PROBLEM REQUIREMENTS -> Look through the records below and give the number of lines holding the string "this", nothing more.

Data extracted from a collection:

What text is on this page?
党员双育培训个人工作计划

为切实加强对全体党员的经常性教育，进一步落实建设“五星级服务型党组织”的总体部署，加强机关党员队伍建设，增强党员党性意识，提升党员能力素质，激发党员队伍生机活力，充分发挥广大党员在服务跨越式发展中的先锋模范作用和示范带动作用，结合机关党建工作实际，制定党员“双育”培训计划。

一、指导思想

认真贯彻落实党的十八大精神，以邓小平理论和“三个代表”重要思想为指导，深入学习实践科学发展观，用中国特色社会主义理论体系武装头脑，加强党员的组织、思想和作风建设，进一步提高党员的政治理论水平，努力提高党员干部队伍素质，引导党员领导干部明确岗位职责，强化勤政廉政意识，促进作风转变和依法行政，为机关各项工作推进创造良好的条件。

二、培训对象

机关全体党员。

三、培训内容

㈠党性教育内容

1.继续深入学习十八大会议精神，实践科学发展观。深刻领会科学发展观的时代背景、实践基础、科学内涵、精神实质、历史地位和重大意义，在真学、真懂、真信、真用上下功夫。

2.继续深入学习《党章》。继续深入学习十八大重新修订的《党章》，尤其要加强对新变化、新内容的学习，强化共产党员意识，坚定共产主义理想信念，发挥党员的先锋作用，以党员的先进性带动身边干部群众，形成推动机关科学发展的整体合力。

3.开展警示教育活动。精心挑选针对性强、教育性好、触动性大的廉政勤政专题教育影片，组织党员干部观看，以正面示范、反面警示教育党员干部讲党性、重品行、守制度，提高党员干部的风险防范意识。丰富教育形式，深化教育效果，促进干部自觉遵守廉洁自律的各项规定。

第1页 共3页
* * *
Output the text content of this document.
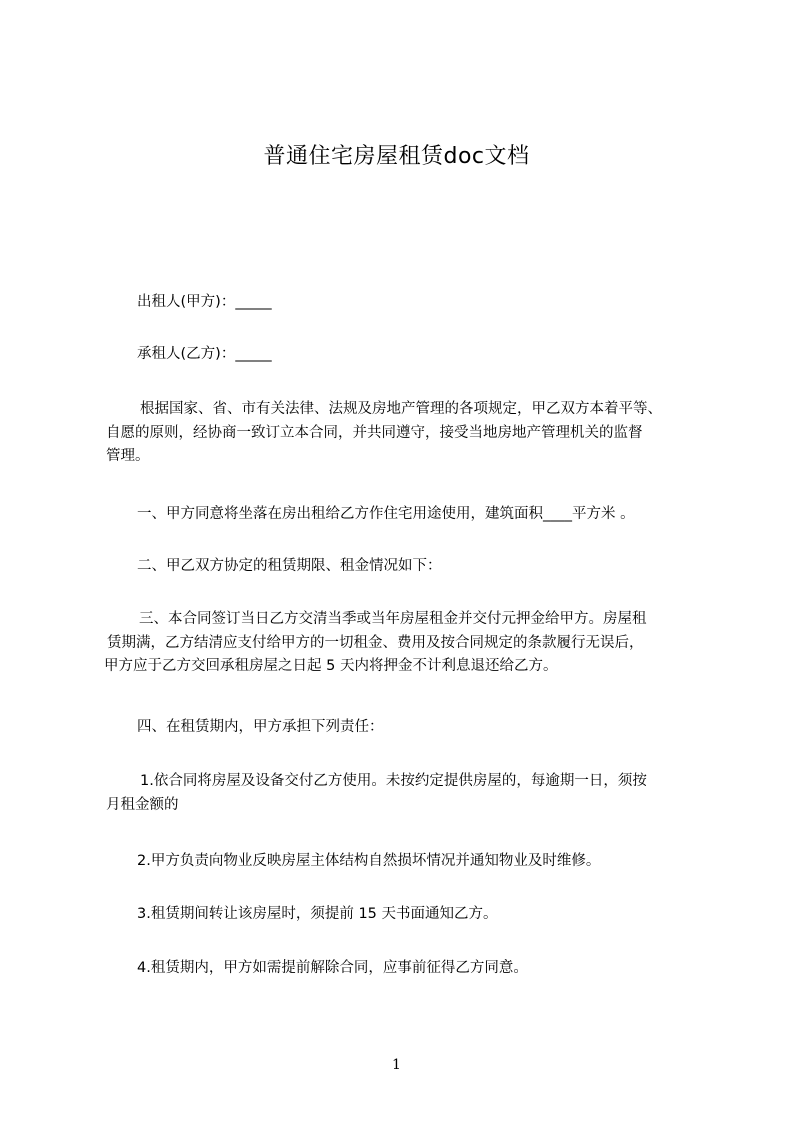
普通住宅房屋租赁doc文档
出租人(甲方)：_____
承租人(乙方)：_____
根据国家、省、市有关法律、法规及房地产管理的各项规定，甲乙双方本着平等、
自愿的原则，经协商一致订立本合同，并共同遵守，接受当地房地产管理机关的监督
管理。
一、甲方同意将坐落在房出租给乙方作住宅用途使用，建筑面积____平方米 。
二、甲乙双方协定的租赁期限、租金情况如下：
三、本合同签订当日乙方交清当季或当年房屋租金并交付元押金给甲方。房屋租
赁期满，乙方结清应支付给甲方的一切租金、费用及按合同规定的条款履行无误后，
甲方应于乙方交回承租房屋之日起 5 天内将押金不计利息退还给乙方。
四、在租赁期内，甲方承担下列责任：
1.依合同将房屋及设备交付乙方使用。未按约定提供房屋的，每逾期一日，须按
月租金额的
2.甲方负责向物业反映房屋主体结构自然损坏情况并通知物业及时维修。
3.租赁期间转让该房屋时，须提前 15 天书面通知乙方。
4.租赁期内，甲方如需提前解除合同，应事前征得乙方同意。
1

WRITTEN ANSWER -> 2